▶
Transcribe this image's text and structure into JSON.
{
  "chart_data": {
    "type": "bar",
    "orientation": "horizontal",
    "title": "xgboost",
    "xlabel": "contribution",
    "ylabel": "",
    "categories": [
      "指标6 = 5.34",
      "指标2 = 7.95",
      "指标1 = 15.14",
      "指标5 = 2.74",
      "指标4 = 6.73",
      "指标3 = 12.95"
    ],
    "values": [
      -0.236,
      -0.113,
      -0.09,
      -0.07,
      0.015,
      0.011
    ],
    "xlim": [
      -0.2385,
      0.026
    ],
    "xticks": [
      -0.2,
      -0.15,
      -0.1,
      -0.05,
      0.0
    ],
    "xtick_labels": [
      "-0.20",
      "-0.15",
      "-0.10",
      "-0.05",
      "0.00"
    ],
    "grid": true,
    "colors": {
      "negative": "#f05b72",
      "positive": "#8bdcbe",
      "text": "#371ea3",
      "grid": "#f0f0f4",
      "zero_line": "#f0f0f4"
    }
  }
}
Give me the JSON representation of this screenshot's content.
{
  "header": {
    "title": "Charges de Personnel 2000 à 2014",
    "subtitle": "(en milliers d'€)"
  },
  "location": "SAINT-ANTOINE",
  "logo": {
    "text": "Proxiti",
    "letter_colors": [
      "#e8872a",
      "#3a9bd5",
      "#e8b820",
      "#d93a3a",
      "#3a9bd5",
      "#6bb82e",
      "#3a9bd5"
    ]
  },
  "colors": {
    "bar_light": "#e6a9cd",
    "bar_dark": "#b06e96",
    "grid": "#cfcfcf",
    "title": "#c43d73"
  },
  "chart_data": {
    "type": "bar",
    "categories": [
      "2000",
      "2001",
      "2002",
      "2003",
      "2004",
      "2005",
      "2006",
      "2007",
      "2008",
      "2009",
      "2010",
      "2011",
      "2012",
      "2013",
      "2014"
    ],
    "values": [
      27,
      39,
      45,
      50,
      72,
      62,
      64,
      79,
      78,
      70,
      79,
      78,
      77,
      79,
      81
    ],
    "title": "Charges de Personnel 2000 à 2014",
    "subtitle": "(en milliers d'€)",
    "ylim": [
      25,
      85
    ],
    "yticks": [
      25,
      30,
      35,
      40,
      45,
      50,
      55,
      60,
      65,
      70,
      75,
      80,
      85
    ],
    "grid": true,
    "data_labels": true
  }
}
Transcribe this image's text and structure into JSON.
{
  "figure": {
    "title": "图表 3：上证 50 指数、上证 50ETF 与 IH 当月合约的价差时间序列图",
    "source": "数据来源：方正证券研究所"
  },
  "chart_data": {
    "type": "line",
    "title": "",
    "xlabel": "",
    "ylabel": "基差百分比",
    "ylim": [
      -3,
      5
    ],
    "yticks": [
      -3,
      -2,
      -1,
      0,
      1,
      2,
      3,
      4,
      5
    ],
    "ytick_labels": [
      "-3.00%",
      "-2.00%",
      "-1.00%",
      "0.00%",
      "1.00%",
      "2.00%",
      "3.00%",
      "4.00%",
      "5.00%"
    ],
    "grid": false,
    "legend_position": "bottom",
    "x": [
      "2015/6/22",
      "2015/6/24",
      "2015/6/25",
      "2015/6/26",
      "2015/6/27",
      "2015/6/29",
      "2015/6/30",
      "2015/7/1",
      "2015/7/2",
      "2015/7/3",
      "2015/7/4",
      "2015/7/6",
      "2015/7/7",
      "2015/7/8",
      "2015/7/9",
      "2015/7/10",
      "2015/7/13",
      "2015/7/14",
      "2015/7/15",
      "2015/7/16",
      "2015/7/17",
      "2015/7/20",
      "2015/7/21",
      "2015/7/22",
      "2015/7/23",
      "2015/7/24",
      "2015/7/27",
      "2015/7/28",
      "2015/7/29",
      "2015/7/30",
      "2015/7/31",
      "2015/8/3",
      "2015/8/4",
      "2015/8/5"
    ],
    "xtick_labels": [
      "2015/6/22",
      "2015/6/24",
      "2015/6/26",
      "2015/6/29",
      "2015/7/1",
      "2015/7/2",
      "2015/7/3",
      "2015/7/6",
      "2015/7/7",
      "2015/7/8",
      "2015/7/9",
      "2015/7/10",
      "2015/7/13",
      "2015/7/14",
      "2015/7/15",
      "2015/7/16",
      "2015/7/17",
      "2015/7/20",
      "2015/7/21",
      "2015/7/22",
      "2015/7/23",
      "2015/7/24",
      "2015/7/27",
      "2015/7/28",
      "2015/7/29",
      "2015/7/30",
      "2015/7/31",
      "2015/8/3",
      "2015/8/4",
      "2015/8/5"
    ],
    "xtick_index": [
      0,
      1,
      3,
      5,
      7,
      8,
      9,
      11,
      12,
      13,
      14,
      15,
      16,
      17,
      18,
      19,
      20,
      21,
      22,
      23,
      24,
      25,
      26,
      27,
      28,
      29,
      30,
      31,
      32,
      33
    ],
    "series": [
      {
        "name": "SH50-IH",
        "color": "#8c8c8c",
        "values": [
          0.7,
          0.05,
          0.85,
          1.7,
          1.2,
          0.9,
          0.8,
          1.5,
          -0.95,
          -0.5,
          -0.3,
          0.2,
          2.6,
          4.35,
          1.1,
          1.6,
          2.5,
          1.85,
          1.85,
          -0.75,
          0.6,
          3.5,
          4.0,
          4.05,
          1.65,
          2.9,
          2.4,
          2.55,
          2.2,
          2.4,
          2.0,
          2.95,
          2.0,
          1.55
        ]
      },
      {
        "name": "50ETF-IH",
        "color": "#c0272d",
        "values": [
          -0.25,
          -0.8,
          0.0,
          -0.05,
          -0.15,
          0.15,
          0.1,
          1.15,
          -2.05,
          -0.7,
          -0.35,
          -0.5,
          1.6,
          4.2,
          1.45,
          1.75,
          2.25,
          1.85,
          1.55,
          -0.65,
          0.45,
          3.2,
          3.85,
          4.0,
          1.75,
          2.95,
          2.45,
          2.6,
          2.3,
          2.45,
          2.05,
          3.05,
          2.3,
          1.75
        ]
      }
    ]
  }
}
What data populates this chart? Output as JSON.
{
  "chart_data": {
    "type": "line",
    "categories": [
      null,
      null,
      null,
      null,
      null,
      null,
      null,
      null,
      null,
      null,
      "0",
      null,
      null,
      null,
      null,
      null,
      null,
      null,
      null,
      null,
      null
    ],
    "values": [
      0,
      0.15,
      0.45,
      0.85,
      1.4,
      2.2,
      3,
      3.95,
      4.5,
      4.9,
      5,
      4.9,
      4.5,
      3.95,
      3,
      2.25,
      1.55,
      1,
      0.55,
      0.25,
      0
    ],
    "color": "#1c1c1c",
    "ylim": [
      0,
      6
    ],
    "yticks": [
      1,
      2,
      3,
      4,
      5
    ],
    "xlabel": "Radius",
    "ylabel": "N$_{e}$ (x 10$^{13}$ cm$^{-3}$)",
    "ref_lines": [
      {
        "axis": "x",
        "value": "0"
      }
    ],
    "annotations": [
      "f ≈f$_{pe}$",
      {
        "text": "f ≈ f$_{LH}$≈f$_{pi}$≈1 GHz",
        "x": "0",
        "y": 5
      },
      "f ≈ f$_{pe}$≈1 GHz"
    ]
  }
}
◀
— Exercise instructions —
Every record shown above should be written out again exactly.

— Output of the exercise —
Transcribe this image's text and structure into JSON.
{
  "chart_data": {
    "type": "bar",
    "orientation": "horizontal",
    "title": "xgboost",
    "xlabel": "contribution",
    "ylabel": "",
    "categories": [
      "指标6 = 5.34",
      "指标2 = 7.95",
      "指标1 = 15.14",
      "指标5 = 2.74",
      "指标4 = 6.73",
      "指标3 = 12.95"
    ],
    "values": [
      -0.236,
      -0.113,
      -0.09,
      -0.07,
      0.015,
      0.011
    ],
    "xlim": [
      -0.2385,
      0.026
    ],
    "xticks": [
      -0.2,
      -0.15,
      -0.1,
      -0.05,
      0.0
    ],
    "xtick_labels": [
      "-0.20",
      "-0.15",
      "-0.10",
      "-0.05",
      "0.00"
    ],
    "grid": true,
    "colors": {
      "negative": "#f05b72",
      "positive": "#8bdcbe",
      "text": "#371ea3",
      "grid": "#f0f0f4",
      "zero_line": "#f0f0f4"
    }
  }
}
Give me the JSON representation of this screenshot's content.
{
  "header": {
    "title": "Charges de Personnel 2000 à 2014",
    "subtitle": "(en milliers d'€)"
  },
  "location": "SAINT-ANTOINE",
  "logo": {
    "text": "Proxiti",
    "letter_colors": [
      "#e8872a",
      "#3a9bd5",
      "#e8b820",
      "#d93a3a",
      "#3a9bd5",
      "#6bb82e",
      "#3a9bd5"
    ]
  },
  "colors": {
    "bar_light": "#e6a9cd",
    "bar_dark": "#b06e96",
    "grid": "#cfcfcf",
    "title": "#c43d73"
  },
  "chart_data": {
    "type": "bar",
    "categories": [
      "2000",
      "2001",
      "2002",
      "2003",
      "2004",
      "2005",
      "2006",
      "2007",
      "2008",
      "2009",
      "2010",
      "2011",
      "2012",
      "2013",
      "2014"
    ],
    "values": [
      27,
      39,
      45,
      50,
      72,
      62,
      64,
      79,
      78,
      70,
      79,
      78,
      77,
      79,
      81
    ],
    "title": "Charges de Personnel 2000 à 2014",
    "subtitle": "(en milliers d'€)",
    "ylim": [
      25,
      85
    ],
    "yticks": [
      25,
      30,
      35,
      40,
      45,
      50,
      55,
      60,
      65,
      70,
      75,
      80,
      85
    ],
    "grid": true,
    "data_labels": true
  }
}
Transcribe this image's text and structure into JSON.
{
  "figure": {
    "title": "图表 3：上证 50 指数、上证 50ETF 与 IH 当月合约的价差时间序列图",
    "source": "数据来源：方正证券研究所"
  },
  "chart_data": {
    "type": "line",
    "title": "",
    "xlabel": "",
    "ylabel": "基差百分比",
    "ylim": [
      -3,
      5
    ],
    "yticks": [
      -3,
      -2,
      -1,
      0,
      1,
      2,
      3,
      4,
      5
    ],
    "ytick_labels": [
      "-3.00%",
      "-2.00%",
      "-1.00%",
      "0.00%",
      "1.00%",
      "2.00%",
      "3.00%",
      "4.00%",
      "5.00%"
    ],
    "grid": false,
    "legend_position": "bottom",
    "x": [
      "2015/6/22",
      "2015/6/24",
      "2015/6/25",
      "2015/6/26",
      "2015/6/27",
      "2015/6/29",
      "2015/6/30",
      "2015/7/1",
      "2015/7/2",
      "2015/7/3",
      "2015/7/4",
      "2015/7/6",
      "2015/7/7",
      "2015/7/8",
      "2015/7/9",
      "2015/7/10",
      "2015/7/13",
      "2015/7/14",
      "2015/7/15",
      "2015/7/16",
      "2015/7/17",
      "2015/7/20",
      "2015/7/21",
      "2015/7/22",
      "2015/7/23",
      "2015/7/24",
      "2015/7/27",
      "2015/7/28",
      "2015/7/29",
      "2015/7/30",
      "2015/7/31",
      "2015/8/3",
      "2015/8/4",
      "2015/8/5"
    ],
    "xtick_labels": [
      "2015/6/22",
      "2015/6/24",
      "2015/6/26",
      "2015/6/29",
      "2015/7/1",
      "2015/7/2",
      "2015/7/3",
      "2015/7/6",
      "2015/7/7",
      "2015/7/8",
      "2015/7/9",
      "2015/7/10",
      "2015/7/13",
      "2015/7/14",
      "2015/7/15",
      "2015/7/16",
      "2015/7/17",
      "2015/7/20",
      "2015/7/21",
      "2015/7/22",
      "2015/7/23",
      "2015/7/24",
      "2015/7/27",
      "2015/7/28",
      "2015/7/29",
      "2015/7/30",
      "2015/7/31",
      "2015/8/3",
      "2015/8/4",
      "2015/8/5"
    ],
    "xtick_index": [
      0,
      1,
      3,
      5,
      7,
      8,
      9,
      11,
      12,
      13,
      14,
      15,
      16,
      17,
      18,
      19,
      20,
      21,
      22,
      23,
      24,
      25,
      26,
      27,
      28,
      29,
      30,
      31,
      32,
      33
    ],
    "series": [
      {
        "name": "SH50-IH",
        "color": "#8c8c8c",
        "values": [
          0.7,
          0.05,
          0.85,
          1.7,
          1.2,
          0.9,
          0.8,
          1.5,
          -0.95,
          -0.5,
          -0.3,
          0.2,
          2.6,
          4.35,
          1.1,
          1.6,
          2.5,
          1.85,
          1.85,
          -0.75,
          0.6,
          3.5,
          4.0,
          4.05,
          1.65,
          2.9,
          2.4,
          2.55,
          2.2,
          2.4,
          2.0,
          2.95,
          2.0,
          1.55
        ]
      },
      {
        "name": "50ETF-IH",
        "color": "#c0272d",
        "values": [
          -0.25,
          -0.8,
          0.0,
          -0.05,
          -0.15,
          0.15,
          0.1,
          1.15,
          -2.05,
          -0.7,
          -0.35,
          -0.5,
          1.6,
          4.2,
          1.45,
          1.75,
          2.25,
          1.85,
          1.55,
          -0.65,
          0.45,
          3.2,
          3.85,
          4.0,
          1.75,
          2.95,
          2.45,
          2.6,
          2.3,
          2.45,
          2.05,
          3.05,
          2.3,
          1.75
        ]
      }
    ]
  }
}
What data populates this chart? Output as JSON.
{
  "chart_data": {
    "type": "line",
    "categories": [
      null,
      null,
      null,
      null,
      null,
      null,
      null,
      null,
      null,
      null,
      "0",
      null,
      null,
      null,
      null,
      null,
      null,
      null,
      null,
      null,
      null
    ],
    "values": [
      0,
      0.15,
      0.45,
      0.85,
      1.4,
      2.2,
      3,
      3.95,
      4.5,
      4.9,
      5,
      4.9,
      4.5,
      3.95,
      3,
      2.25,
      1.55,
      1,
      0.55,
      0.25,
      0
    ],
    "color": "#1c1c1c",
    "ylim": [
      0,
      6
    ],
    "yticks": [
      1,
      2,
      3,
      4,
      5
    ],
    "xlabel": "Radius",
    "ylabel": "N$_{e}$ (x 10$^{13}$ cm$^{-3}$)",
    "ref_lines": [
      {
        "axis": "x",
        "value": "0"
      }
    ],
    "annotations": [
      "f ≈f$_{pe}$",
      {
        "text": "f ≈ f$_{LH}$≈f$_{pi}$≈1 GHz",
        "x": "0",
        "y": 5
      },
      "f ≈ f$_{pe}$≈1 GHz"
    ]
  }
}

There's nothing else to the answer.